§ **Given request**:
Report how many lines contain "true"; state the number and nothing else.

= = = = = = =

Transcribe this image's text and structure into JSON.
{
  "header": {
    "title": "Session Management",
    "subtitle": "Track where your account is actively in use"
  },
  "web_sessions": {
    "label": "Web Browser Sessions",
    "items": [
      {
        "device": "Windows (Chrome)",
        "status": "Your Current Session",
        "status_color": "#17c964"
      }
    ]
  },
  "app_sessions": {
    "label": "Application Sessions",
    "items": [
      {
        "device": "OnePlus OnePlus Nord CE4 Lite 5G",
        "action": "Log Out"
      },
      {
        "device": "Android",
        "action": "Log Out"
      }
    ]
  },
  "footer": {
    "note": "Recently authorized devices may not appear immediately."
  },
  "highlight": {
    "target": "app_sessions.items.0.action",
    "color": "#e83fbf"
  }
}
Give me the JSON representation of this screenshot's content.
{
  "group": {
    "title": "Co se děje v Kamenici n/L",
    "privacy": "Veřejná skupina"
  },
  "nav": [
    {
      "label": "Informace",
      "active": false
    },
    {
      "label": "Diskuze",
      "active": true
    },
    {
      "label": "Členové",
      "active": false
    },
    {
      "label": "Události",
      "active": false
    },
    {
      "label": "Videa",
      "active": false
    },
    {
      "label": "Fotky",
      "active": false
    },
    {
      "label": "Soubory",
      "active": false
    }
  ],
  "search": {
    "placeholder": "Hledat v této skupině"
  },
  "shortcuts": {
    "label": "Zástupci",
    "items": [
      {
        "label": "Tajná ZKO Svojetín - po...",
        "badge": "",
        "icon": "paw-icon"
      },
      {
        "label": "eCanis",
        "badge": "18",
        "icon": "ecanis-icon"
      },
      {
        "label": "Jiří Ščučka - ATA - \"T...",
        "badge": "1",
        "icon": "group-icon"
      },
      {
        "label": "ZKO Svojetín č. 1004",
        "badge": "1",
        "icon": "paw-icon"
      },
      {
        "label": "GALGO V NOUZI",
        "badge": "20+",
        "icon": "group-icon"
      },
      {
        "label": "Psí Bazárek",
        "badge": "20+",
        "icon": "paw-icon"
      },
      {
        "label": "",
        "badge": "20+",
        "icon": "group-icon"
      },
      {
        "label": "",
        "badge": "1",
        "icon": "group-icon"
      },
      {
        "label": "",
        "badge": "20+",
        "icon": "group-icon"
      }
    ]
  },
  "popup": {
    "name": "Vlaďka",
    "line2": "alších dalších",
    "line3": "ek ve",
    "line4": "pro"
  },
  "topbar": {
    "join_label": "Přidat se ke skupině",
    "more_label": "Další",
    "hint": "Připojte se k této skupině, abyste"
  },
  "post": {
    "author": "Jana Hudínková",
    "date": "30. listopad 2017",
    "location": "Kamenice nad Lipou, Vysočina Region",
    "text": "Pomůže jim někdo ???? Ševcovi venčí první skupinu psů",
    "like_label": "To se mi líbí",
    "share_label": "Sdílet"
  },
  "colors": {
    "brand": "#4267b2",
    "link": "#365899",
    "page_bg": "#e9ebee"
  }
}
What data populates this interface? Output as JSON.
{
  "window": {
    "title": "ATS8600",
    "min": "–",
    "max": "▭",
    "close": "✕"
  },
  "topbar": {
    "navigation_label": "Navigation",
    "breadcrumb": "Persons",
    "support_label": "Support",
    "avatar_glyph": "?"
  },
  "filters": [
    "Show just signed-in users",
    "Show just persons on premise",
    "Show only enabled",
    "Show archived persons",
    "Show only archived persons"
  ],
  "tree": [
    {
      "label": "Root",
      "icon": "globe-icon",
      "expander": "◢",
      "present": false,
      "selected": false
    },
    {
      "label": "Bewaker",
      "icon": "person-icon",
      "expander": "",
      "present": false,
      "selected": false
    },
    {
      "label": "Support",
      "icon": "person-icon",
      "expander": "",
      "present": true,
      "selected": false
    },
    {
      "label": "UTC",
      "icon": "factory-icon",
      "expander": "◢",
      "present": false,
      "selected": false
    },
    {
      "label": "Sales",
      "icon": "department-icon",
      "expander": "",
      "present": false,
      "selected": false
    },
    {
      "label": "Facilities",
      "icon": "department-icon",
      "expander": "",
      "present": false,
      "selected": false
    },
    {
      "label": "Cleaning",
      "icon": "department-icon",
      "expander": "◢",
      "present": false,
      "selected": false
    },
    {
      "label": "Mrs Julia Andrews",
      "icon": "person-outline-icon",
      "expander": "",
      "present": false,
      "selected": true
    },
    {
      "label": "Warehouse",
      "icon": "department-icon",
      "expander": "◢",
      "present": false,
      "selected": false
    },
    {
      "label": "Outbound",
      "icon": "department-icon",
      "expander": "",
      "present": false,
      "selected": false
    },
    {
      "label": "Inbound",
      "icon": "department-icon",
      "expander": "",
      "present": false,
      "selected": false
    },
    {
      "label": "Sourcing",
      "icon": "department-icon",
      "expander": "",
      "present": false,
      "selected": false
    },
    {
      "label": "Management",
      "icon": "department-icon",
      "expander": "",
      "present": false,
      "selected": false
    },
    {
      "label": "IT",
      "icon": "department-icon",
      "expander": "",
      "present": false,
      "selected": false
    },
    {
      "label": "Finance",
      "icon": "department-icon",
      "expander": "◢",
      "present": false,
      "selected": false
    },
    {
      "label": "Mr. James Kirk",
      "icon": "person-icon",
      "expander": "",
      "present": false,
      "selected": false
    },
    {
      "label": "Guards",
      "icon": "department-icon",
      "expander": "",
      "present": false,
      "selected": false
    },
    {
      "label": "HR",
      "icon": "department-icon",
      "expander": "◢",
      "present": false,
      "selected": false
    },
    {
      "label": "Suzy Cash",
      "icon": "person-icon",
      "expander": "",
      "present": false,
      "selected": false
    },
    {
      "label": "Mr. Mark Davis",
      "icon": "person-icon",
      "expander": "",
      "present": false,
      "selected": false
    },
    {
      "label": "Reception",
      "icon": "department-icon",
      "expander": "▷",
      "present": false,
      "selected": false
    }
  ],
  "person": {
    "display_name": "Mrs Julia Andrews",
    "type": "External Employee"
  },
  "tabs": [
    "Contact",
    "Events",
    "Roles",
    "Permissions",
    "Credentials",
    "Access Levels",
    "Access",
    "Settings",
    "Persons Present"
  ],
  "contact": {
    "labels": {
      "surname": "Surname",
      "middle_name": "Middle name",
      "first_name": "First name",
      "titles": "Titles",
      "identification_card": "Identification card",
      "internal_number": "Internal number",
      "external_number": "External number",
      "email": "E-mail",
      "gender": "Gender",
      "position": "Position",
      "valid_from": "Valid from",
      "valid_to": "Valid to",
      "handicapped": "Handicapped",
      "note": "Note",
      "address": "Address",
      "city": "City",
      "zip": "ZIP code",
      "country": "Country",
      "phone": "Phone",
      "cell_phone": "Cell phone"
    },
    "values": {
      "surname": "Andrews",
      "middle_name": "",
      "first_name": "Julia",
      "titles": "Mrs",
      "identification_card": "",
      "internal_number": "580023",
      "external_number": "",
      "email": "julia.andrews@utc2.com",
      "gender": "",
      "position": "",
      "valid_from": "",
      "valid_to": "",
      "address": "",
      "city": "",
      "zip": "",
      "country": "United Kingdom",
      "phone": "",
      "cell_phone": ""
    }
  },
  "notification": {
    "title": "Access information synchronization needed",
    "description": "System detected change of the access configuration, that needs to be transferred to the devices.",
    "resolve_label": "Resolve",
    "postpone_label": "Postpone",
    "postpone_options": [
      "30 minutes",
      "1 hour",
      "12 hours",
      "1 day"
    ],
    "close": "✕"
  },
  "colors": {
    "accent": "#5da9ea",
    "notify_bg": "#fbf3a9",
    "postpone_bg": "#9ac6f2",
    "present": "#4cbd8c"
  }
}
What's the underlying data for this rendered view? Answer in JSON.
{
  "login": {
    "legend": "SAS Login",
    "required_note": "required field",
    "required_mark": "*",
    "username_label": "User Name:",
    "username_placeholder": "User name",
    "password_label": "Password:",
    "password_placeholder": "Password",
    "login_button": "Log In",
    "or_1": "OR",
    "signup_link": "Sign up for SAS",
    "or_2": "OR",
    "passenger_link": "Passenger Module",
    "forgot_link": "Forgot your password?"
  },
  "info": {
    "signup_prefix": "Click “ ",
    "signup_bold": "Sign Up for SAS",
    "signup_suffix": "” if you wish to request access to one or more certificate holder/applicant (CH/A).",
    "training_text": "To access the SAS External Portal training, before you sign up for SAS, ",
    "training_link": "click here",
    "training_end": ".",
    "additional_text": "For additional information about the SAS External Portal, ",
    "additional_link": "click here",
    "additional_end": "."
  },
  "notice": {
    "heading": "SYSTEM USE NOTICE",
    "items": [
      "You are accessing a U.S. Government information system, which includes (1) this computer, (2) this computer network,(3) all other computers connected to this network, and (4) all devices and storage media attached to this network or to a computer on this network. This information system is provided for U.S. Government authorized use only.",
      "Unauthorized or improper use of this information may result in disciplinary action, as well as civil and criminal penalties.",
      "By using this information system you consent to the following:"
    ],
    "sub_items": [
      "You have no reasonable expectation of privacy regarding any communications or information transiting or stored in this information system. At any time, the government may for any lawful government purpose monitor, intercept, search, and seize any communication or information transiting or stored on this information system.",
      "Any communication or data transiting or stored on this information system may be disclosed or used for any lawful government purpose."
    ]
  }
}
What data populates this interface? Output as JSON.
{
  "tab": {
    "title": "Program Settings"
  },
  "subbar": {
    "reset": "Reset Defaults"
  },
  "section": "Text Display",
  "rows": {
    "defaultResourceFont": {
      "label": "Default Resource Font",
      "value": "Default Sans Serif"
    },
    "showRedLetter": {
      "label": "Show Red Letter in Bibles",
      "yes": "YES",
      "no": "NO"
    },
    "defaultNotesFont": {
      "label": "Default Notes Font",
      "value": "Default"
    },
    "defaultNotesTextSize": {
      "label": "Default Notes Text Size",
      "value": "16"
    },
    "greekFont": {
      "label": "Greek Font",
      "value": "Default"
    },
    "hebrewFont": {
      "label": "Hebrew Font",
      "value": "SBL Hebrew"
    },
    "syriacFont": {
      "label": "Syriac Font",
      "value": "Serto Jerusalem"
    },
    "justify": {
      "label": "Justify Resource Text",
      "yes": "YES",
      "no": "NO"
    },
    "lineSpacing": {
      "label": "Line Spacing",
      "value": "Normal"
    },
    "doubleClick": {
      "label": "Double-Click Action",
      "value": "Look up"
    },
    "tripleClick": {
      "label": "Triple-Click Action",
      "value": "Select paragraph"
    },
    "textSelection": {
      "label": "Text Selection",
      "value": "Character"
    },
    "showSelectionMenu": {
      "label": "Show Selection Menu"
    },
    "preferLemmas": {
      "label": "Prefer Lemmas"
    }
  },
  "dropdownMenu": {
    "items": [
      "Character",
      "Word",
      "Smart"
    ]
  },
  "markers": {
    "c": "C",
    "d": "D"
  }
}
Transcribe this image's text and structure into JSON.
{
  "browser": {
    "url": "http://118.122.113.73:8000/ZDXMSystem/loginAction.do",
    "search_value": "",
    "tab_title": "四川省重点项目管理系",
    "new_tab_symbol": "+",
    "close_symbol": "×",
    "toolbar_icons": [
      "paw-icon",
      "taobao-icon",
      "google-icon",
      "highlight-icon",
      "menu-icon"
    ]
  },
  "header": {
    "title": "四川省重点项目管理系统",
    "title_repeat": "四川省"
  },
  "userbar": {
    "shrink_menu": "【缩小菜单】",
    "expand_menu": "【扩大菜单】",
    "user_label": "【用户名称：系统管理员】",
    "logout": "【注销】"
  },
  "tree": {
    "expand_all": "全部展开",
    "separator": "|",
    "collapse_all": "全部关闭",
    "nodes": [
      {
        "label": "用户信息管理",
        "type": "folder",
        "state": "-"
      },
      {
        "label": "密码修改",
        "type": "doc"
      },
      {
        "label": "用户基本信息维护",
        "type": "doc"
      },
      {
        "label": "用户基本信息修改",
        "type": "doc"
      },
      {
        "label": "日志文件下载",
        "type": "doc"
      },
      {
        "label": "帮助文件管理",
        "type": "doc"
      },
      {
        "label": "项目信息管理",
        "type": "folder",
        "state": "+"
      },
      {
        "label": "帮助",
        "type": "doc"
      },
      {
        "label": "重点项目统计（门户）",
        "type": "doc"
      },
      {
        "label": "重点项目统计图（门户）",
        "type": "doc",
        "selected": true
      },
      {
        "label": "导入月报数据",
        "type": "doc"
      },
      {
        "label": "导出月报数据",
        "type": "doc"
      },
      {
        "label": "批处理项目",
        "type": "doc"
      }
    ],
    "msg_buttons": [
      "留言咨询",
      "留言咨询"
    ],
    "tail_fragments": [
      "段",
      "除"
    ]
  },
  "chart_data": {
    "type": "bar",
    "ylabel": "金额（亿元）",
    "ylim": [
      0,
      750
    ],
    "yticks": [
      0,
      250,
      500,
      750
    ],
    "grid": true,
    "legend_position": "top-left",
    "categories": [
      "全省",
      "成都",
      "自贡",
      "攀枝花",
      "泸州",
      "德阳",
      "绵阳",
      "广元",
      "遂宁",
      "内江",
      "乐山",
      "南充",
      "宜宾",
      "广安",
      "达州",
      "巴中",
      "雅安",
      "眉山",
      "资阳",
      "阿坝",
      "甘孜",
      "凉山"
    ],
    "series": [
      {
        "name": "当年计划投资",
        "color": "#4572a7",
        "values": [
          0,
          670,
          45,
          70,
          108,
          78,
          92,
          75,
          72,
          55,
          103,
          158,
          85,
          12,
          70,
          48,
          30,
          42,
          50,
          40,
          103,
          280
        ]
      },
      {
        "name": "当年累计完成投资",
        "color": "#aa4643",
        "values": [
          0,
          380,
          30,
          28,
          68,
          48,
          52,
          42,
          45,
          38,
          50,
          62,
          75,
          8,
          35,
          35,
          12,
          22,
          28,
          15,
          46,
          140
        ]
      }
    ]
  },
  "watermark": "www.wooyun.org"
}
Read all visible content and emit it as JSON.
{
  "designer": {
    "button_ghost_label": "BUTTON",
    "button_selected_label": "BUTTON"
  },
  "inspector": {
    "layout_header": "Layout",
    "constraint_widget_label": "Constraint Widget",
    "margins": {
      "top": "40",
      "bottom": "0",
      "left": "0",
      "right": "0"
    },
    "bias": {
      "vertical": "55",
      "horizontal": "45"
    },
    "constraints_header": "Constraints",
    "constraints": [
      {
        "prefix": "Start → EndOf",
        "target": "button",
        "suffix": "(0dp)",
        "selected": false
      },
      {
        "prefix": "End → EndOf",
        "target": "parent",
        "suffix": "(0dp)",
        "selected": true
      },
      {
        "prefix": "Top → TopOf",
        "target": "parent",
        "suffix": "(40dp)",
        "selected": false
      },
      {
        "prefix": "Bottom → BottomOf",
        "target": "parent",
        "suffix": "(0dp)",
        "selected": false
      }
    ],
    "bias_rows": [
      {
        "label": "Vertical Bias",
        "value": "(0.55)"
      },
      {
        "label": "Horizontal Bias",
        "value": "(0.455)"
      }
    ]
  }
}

= = = = = = =

§ **Finished exercise**:
6